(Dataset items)
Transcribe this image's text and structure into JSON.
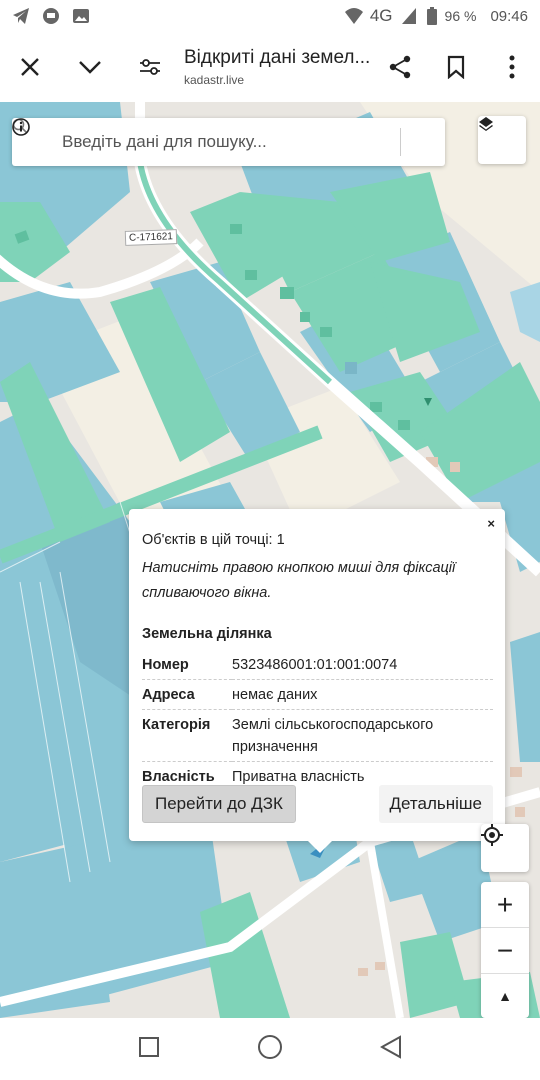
{
  "status_bar": {
    "network": "4G",
    "battery": "96 %",
    "time": "09:46",
    "left_icons": [
      "telegram-icon",
      "chat-icon",
      "gallery-icon"
    ],
    "right_icons": [
      "wifi-icon",
      "signal-icon",
      "battery-icon"
    ]
  },
  "toolbar": {
    "title": "Відкриті дані земел...",
    "url": "kadastr.live",
    "icons": [
      "close-icon",
      "chevron-down-icon",
      "tune-icon",
      "share-icon",
      "bookmark-icon",
      "more-icon"
    ]
  },
  "search": {
    "placeholder": "Введіть дані для пошуку..."
  },
  "map": {
    "road_label": "C-171621",
    "colors": {
      "parcel_blue": "#8bc6d6",
      "parcel_green": "#7fd3b8",
      "road": "#ffffff",
      "background": "#e9e6e1"
    }
  },
  "popup": {
    "close": "×",
    "count_text": "Об'єктів в цій точці: 1",
    "hint": "Натисніть правою кнопкою миші для фіксації спливаючого вікна.",
    "section_title": "Земельна ділянка",
    "rows": [
      {
        "key": "Номер",
        "value": "5323486001:01:001:0074"
      },
      {
        "key": "Адреса",
        "value": "немає даних"
      },
      {
        "key": "Категорія",
        "value": "Землі сільськогосподарського призначення"
      },
      {
        "key": "Власність",
        "value": "Приватна власність"
      }
    ],
    "primary_button": "Перейти до ДЗК",
    "secondary_button": "Детальніше"
  },
  "controls": {
    "zoom_in": "+",
    "zoom_out": "−",
    "compass": "▲"
  }
}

• Request:
Show, from the listing above, each line that contains the word "дані".

• Written reply:
    "title": "Відкриті дані земел...",
    "placeholder": "Введіть дані для пошуку..."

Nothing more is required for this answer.